Problem to solve: Look below and pull out each line with the word "title".

━━━━━ Data lines ━━━━━

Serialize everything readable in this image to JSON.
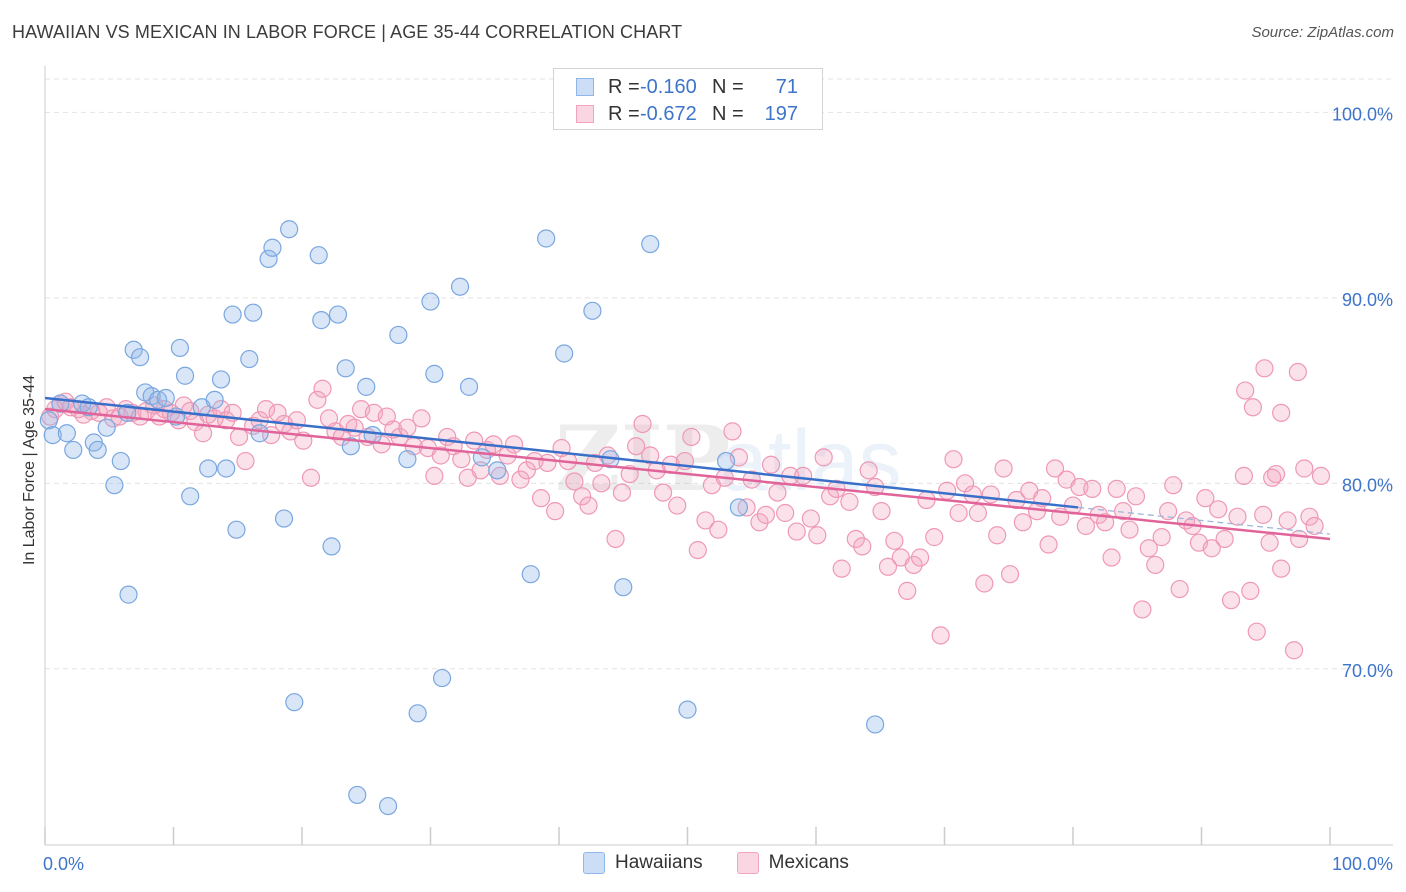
{
  "title": "HAWAIIAN VS MEXICAN IN LABOR FORCE | AGE 35-44 CORRELATION CHART",
  "source": "Source: ZipAtlas.com",
  "legend": {
    "rows": [
      {
        "r_label": "R =",
        "r_value": "-0.160",
        "n_label": "N =",
        "n_value": "71",
        "color": "#8fb6e8"
      },
      {
        "r_label": "R =",
        "r_value": "-0.672",
        "n_label": "N =",
        "n_value": "197",
        "color": "#f2a4bf"
      }
    ]
  },
  "bottom_legend": [
    {
      "label": "Hawaiians",
      "color": "#8fb6e8"
    },
    {
      "label": "Mexicans",
      "color": "#f2a4bf"
    }
  ],
  "colors": {
    "hawaiian": "#8fb6e8",
    "mexican": "#f2a4bf",
    "hawaiian_line": "#3a6fc9",
    "mexican_line": "#e0649a",
    "tick_text": "#3e74c9",
    "grid": "#e3e3e3"
  },
  "chart_data": {
    "type": "scatter",
    "title": "HAWAIIAN VS MEXICAN IN LABOR FORCE | AGE 35-44 CORRELATION CHART",
    "xlabel": "",
    "ylabel": "In Labor Force | Age 35-44",
    "xlim": [
      0,
      100
    ],
    "ylim": [
      60.5,
      102.5
    ],
    "x_tick_labels": [
      "0.0%",
      "100.0%"
    ],
    "y_tick_labels": [
      "70.0%",
      "80.0%",
      "90.0%",
      "100.0%"
    ],
    "y_ticks": [
      70,
      80,
      90,
      100
    ],
    "grid": true,
    "series": [
      {
        "name": "Hawaiians",
        "r": -0.16,
        "n": 71,
        "trend": {
          "x": [
            0,
            80.4
          ],
          "y": [
            84.6,
            78.7
          ]
        },
        "points": [
          [
            0.3,
            83.4
          ],
          [
            0.6,
            82.6
          ],
          [
            1.2,
            84.3
          ],
          [
            1.7,
            82.7
          ],
          [
            2.2,
            81.8
          ],
          [
            2.9,
            84.3
          ],
          [
            3.4,
            84.1
          ],
          [
            3.8,
            82.2
          ],
          [
            4.1,
            81.8
          ],
          [
            4.8,
            83.0
          ],
          [
            5.4,
            79.9
          ],
          [
            5.9,
            81.2
          ],
          [
            6.4,
            83.8
          ],
          [
            6.9,
            87.2
          ],
          [
            7.4,
            86.8
          ],
          [
            7.8,
            84.9
          ],
          [
            8.3,
            84.7
          ],
          [
            8.8,
            84.5
          ],
          [
            9.4,
            84.6
          ],
          [
            10.2,
            83.6
          ],
          [
            10.5,
            87.3
          ],
          [
            10.9,
            85.8
          ],
          [
            11.3,
            79.3
          ],
          [
            12.2,
            84.1
          ],
          [
            12.7,
            80.8
          ],
          [
            13.2,
            84.5
          ],
          [
            13.7,
            85.6
          ],
          [
            14.1,
            80.8
          ],
          [
            14.6,
            89.1
          ],
          [
            14.9,
            77.5
          ],
          [
            15.9,
            86.7
          ],
          [
            16.2,
            89.2
          ],
          [
            16.7,
            82.7
          ],
          [
            17.4,
            92.1
          ],
          [
            17.7,
            92.7
          ],
          [
            18.6,
            78.1
          ],
          [
            19.0,
            93.7
          ],
          [
            19.4,
            68.2
          ],
          [
            21.3,
            92.3
          ],
          [
            21.5,
            88.8
          ],
          [
            22.3,
            76.6
          ],
          [
            22.8,
            89.1
          ],
          [
            23.4,
            86.2
          ],
          [
            23.8,
            82.0
          ],
          [
            24.3,
            63.2
          ],
          [
            25.0,
            85.2
          ],
          [
            25.5,
            82.6
          ],
          [
            26.7,
            62.6
          ],
          [
            27.5,
            88.0
          ],
          [
            28.2,
            81.3
          ],
          [
            29.0,
            67.6
          ],
          [
            30.0,
            89.8
          ],
          [
            30.3,
            85.9
          ],
          [
            30.9,
            69.5
          ],
          [
            32.3,
            90.6
          ],
          [
            33.0,
            85.2
          ],
          [
            34.0,
            81.4
          ],
          [
            35.2,
            80.7
          ],
          [
            37.8,
            75.1
          ],
          [
            39.0,
            93.2
          ],
          [
            40.4,
            87.0
          ],
          [
            42.6,
            89.3
          ],
          [
            44.0,
            81.3
          ],
          [
            45.0,
            74.4
          ],
          [
            47.1,
            92.9
          ],
          [
            48.0,
            100.4
          ],
          [
            50.0,
            67.8
          ],
          [
            53.0,
            81.2
          ],
          [
            54.0,
            78.7
          ],
          [
            64.6,
            67.0
          ],
          [
            6.5,
            74.0
          ]
        ]
      },
      {
        "name": "Mexicans",
        "r": -0.672,
        "n": 197,
        "trend": {
          "x": [
            0,
            100
          ],
          "y": [
            84.0,
            77.0
          ]
        },
        "points": [
          [
            0.4,
            83.6
          ],
          [
            0.8,
            84.0
          ],
          [
            1.2,
            84.3
          ],
          [
            1.6,
            84.4
          ],
          [
            2.0,
            84.1
          ],
          [
            2.6,
            84.0
          ],
          [
            3.0,
            83.7
          ],
          [
            3.6,
            83.9
          ],
          [
            4.2,
            83.8
          ],
          [
            4.8,
            84.1
          ],
          [
            5.3,
            83.5
          ],
          [
            5.8,
            83.6
          ],
          [
            6.3,
            84.0
          ],
          [
            6.8,
            83.8
          ],
          [
            7.4,
            83.6
          ],
          [
            7.9,
            83.9
          ],
          [
            8.5,
            84.2
          ],
          [
            8.9,
            83.6
          ],
          [
            9.3,
            84.0
          ],
          [
            9.8,
            83.8
          ],
          [
            10.4,
            83.4
          ],
          [
            10.8,
            84.2
          ],
          [
            11.3,
            83.9
          ],
          [
            11.7,
            83.3
          ],
          [
            12.3,
            82.7
          ],
          [
            12.7,
            83.7
          ],
          [
            13.2,
            83.5
          ],
          [
            13.7,
            84.0
          ],
          [
            14.1,
            83.4
          ],
          [
            14.6,
            83.8
          ],
          [
            15.1,
            82.5
          ],
          [
            15.6,
            81.2
          ],
          [
            16.2,
            83.1
          ],
          [
            16.7,
            83.4
          ],
          [
            17.2,
            84.0
          ],
          [
            17.6,
            82.6
          ],
          [
            18.1,
            83.8
          ],
          [
            18.6,
            83.2
          ],
          [
            19.1,
            82.8
          ],
          [
            19.6,
            83.4
          ],
          [
            20.1,
            82.3
          ],
          [
            20.7,
            80.3
          ],
          [
            21.2,
            84.5
          ],
          [
            21.6,
            85.1
          ],
          [
            22.1,
            83.5
          ],
          [
            22.6,
            82.8
          ],
          [
            23.1,
            82.5
          ],
          [
            23.6,
            83.2
          ],
          [
            24.1,
            83.0
          ],
          [
            24.6,
            84.0
          ],
          [
            25.1,
            82.5
          ],
          [
            25.6,
            83.8
          ],
          [
            26.2,
            82.1
          ],
          [
            26.6,
            83.6
          ],
          [
            27.1,
            82.9
          ],
          [
            27.6,
            82.5
          ],
          [
            28.2,
            83.0
          ],
          [
            28.7,
            82.0
          ],
          [
            29.3,
            83.5
          ],
          [
            29.8,
            81.9
          ],
          [
            30.3,
            80.4
          ],
          [
            30.8,
            81.5
          ],
          [
            31.3,
            82.5
          ],
          [
            31.8,
            82.0
          ],
          [
            32.4,
            81.3
          ],
          [
            32.9,
            80.3
          ],
          [
            33.4,
            82.3
          ],
          [
            33.9,
            80.7
          ],
          [
            34.4,
            81.8
          ],
          [
            34.9,
            82.1
          ],
          [
            35.4,
            80.4
          ],
          [
            36.0,
            81.5
          ],
          [
            36.5,
            82.1
          ],
          [
            37.0,
            80.2
          ],
          [
            37.5,
            80.7
          ],
          [
            38.1,
            81.2
          ],
          [
            38.6,
            79.2
          ],
          [
            39.1,
            81.1
          ],
          [
            39.7,
            78.5
          ],
          [
            40.2,
            81.9
          ],
          [
            40.7,
            81.2
          ],
          [
            41.2,
            80.1
          ],
          [
            41.8,
            79.3
          ],
          [
            42.3,
            78.8
          ],
          [
            42.8,
            81.1
          ],
          [
            43.3,
            80.0
          ],
          [
            43.8,
            81.5
          ],
          [
            44.4,
            77.0
          ],
          [
            44.9,
            79.5
          ],
          [
            45.5,
            80.5
          ],
          [
            46.0,
            82.0
          ],
          [
            46.5,
            83.2
          ],
          [
            47.1,
            81.5
          ],
          [
            47.6,
            80.7
          ],
          [
            48.1,
            79.5
          ],
          [
            48.7,
            81.0
          ],
          [
            49.2,
            78.8
          ],
          [
            49.8,
            81.2
          ],
          [
            50.3,
            82.5
          ],
          [
            50.8,
            76.4
          ],
          [
            51.4,
            78.0
          ],
          [
            51.9,
            79.9
          ],
          [
            52.4,
            77.5
          ],
          [
            52.9,
            80.3
          ],
          [
            53.5,
            82.8
          ],
          [
            54.0,
            81.4
          ],
          [
            54.6,
            78.7
          ],
          [
            55.0,
            80.2
          ],
          [
            55.6,
            77.9
          ],
          [
            56.1,
            78.3
          ],
          [
            56.5,
            81.0
          ],
          [
            57.0,
            79.5
          ],
          [
            57.6,
            78.4
          ],
          [
            58.0,
            80.4
          ],
          [
            58.5,
            77.4
          ],
          [
            59.0,
            80.4
          ],
          [
            59.6,
            78.1
          ],
          [
            60.1,
            77.2
          ],
          [
            60.6,
            81.4
          ],
          [
            61.1,
            79.3
          ],
          [
            61.6,
            79.7
          ],
          [
            62.0,
            75.4
          ],
          [
            62.6,
            79.0
          ],
          [
            63.1,
            77.0
          ],
          [
            63.6,
            76.6
          ],
          [
            64.1,
            80.7
          ],
          [
            64.6,
            79.8
          ],
          [
            65.1,
            78.5
          ],
          [
            65.6,
            75.5
          ],
          [
            66.1,
            76.9
          ],
          [
            66.6,
            76.0
          ],
          [
            67.1,
            74.2
          ],
          [
            67.6,
            75.6
          ],
          [
            68.1,
            76.0
          ],
          [
            68.6,
            79.1
          ],
          [
            69.2,
            77.1
          ],
          [
            69.7,
            71.8
          ],
          [
            70.2,
            79.6
          ],
          [
            70.7,
            81.3
          ],
          [
            71.1,
            78.4
          ],
          [
            71.6,
            80.0
          ],
          [
            72.2,
            79.4
          ],
          [
            72.6,
            78.4
          ],
          [
            73.1,
            74.6
          ],
          [
            73.6,
            79.4
          ],
          [
            74.1,
            77.2
          ],
          [
            74.6,
            80.8
          ],
          [
            75.1,
            75.1
          ],
          [
            75.6,
            79.1
          ],
          [
            76.1,
            77.9
          ],
          [
            76.6,
            79.6
          ],
          [
            77.2,
            78.5
          ],
          [
            77.6,
            79.2
          ],
          [
            78.1,
            76.7
          ],
          [
            78.6,
            80.8
          ],
          [
            79.0,
            78.2
          ],
          [
            79.5,
            80.2
          ],
          [
            80.0,
            78.8
          ],
          [
            80.5,
            79.8
          ],
          [
            81.0,
            77.7
          ],
          [
            81.5,
            79.7
          ],
          [
            82.0,
            78.3
          ],
          [
            82.5,
            77.9
          ],
          [
            83.0,
            76.0
          ],
          [
            83.4,
            79.7
          ],
          [
            83.9,
            78.5
          ],
          [
            84.4,
            77.5
          ],
          [
            84.9,
            79.3
          ],
          [
            85.4,
            73.2
          ],
          [
            85.9,
            76.5
          ],
          [
            86.4,
            75.6
          ],
          [
            86.9,
            77.1
          ],
          [
            87.4,
            78.5
          ],
          [
            87.8,
            79.9
          ],
          [
            88.3,
            74.3
          ],
          [
            88.8,
            78.0
          ],
          [
            89.3,
            77.7
          ],
          [
            89.8,
            76.8
          ],
          [
            90.3,
            79.2
          ],
          [
            90.8,
            76.5
          ],
          [
            91.3,
            78.6
          ],
          [
            91.8,
            77.0
          ],
          [
            92.3,
            73.7
          ],
          [
            92.8,
            78.2
          ],
          [
            93.3,
            80.4
          ],
          [
            93.8,
            74.2
          ],
          [
            94.3,
            72.0
          ],
          [
            94.8,
            78.3
          ],
          [
            95.3,
            76.8
          ],
          [
            95.8,
            80.5
          ],
          [
            96.2,
            75.4
          ],
          [
            96.7,
            78.0
          ],
          [
            97.2,
            71.0
          ],
          [
            97.6,
            77.0
          ],
          [
            98.0,
            80.8
          ],
          [
            98.4,
            78.2
          ],
          [
            98.8,
            77.7
          ],
          [
            99.3,
            80.4
          ],
          [
            97.5,
            86.0
          ],
          [
            96.2,
            83.8
          ],
          [
            94.9,
            86.2
          ],
          [
            94.0,
            84.1
          ],
          [
            93.4,
            85.0
          ],
          [
            95.5,
            80.3
          ]
        ]
      }
    ]
  }
}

━━━━━

Final result:
  "title": "HAWAIIAN VS MEXICAN IN LABOR FORCE | AGE 35-44 CORRELATION CHART",
    "title": "HAWAIIAN VS MEXICAN IN LABOR FORCE | AGE 35-44 CORRELATION CHART",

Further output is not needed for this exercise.